(Stored items from a collection)
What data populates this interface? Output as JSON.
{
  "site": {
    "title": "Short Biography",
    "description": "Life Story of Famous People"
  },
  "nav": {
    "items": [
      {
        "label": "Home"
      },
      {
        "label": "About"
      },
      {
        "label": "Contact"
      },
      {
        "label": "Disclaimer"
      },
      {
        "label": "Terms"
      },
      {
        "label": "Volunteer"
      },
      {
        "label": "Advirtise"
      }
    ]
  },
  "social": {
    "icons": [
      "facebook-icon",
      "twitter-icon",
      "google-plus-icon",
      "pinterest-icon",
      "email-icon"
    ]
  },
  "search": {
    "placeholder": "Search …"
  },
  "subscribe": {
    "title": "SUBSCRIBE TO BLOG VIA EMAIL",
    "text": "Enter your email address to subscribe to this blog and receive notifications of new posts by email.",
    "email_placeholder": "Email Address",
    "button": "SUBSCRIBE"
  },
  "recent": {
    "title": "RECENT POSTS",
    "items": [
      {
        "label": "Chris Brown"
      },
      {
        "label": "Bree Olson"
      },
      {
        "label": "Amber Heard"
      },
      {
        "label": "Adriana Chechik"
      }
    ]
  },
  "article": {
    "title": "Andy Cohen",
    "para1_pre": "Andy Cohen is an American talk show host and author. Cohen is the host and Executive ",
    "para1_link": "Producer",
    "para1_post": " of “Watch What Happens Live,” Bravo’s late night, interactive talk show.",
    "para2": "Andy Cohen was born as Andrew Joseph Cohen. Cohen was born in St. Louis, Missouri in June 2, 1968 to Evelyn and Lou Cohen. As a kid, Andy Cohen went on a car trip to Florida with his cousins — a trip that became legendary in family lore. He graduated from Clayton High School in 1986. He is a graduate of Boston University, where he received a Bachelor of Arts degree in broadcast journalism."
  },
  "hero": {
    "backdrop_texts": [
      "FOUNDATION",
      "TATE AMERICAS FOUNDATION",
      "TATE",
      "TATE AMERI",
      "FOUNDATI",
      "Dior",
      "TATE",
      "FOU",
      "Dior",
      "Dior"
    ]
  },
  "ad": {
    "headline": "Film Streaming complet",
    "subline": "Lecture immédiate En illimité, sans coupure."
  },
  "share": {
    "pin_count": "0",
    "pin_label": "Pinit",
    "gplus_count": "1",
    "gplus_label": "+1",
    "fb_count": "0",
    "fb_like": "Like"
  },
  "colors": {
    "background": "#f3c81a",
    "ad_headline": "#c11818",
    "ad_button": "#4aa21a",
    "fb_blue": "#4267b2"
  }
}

_Exercise aim_. Exactly as they are written, print the entries again.

_Output_.
What data populates this interface? Output as JSON.
{
  "site": {
    "title": "Short Biography",
    "description": "Life Story of Famous People"
  },
  "nav": {
    "items": [
      {
        "label": "Home"
      },
      {
        "label": "About"
      },
      {
        "label": "Contact"
      },
      {
        "label": "Disclaimer"
      },
      {
        "label": "Terms"
      },
      {
        "label": "Volunteer"
      },
      {
        "label": "Advirtise"
      }
    ]
  },
  "social": {
    "icons": [
      "facebook-icon",
      "twitter-icon",
      "google-plus-icon",
      "pinterest-icon",
      "email-icon"
    ]
  },
  "search": {
    "placeholder": "Search …"
  },
  "subscribe": {
    "title": "SUBSCRIBE TO BLOG VIA EMAIL",
    "text": "Enter your email address to subscribe to this blog and receive notifications of new posts by email.",
    "email_placeholder": "Email Address",
    "button": "SUBSCRIBE"
  },
  "recent": {
    "title": "RECENT POSTS",
    "items": [
      {
        "label": "Chris Brown"
      },
      {
        "label": "Bree Olson"
      },
      {
        "label": "Amber Heard"
      },
      {
        "label": "Adriana Chechik"
      }
    ]
  },
  "article": {
    "title": "Andy Cohen",
    "para1_pre": "Andy Cohen is an American talk show host and author. Cohen is the host and Executive ",
    "para1_link": "Producer",
    "para1_post": " of “Watch What Happens Live,” Bravo’s late night, interactive talk show.",
    "para2": "Andy Cohen was born as Andrew Joseph Cohen. Cohen was born in St. Louis, Missouri in June 2, 1968 to Evelyn and Lou Cohen. As a kid, Andy Cohen went on a car trip to Florida with his cousins — a trip that became legendary in family lore. He graduated from Clayton High School in 1986. He is a graduate of Boston University, where he received a Bachelor of Arts degree in broadcast journalism."
  },
  "hero": {
    "backdrop_texts": [
      "FOUNDATION",
      "TATE AMERICAS FOUNDATION",
      "TATE",
      "TATE AMERI",
      "FOUNDATI",
      "Dior",
      "TATE",
      "FOU",
      "Dior",
      "Dior"
    ]
  },
  "ad": {
    "headline": "Film Streaming complet",
    "subline": "Lecture immédiate En illimité, sans coupure."
  },
  "share": {
    "pin_count": "0",
    "pin_label": "Pinit",
    "gplus_count": "1",
    "gplus_label": "+1",
    "fb_count": "0",
    "fb_like": "Like"
  },
  "colors": {
    "background": "#f3c81a",
    "ad_headline": "#c11818",
    "ad_button": "#4aa21a",
    "fb_blue": "#4267b2"
  }
}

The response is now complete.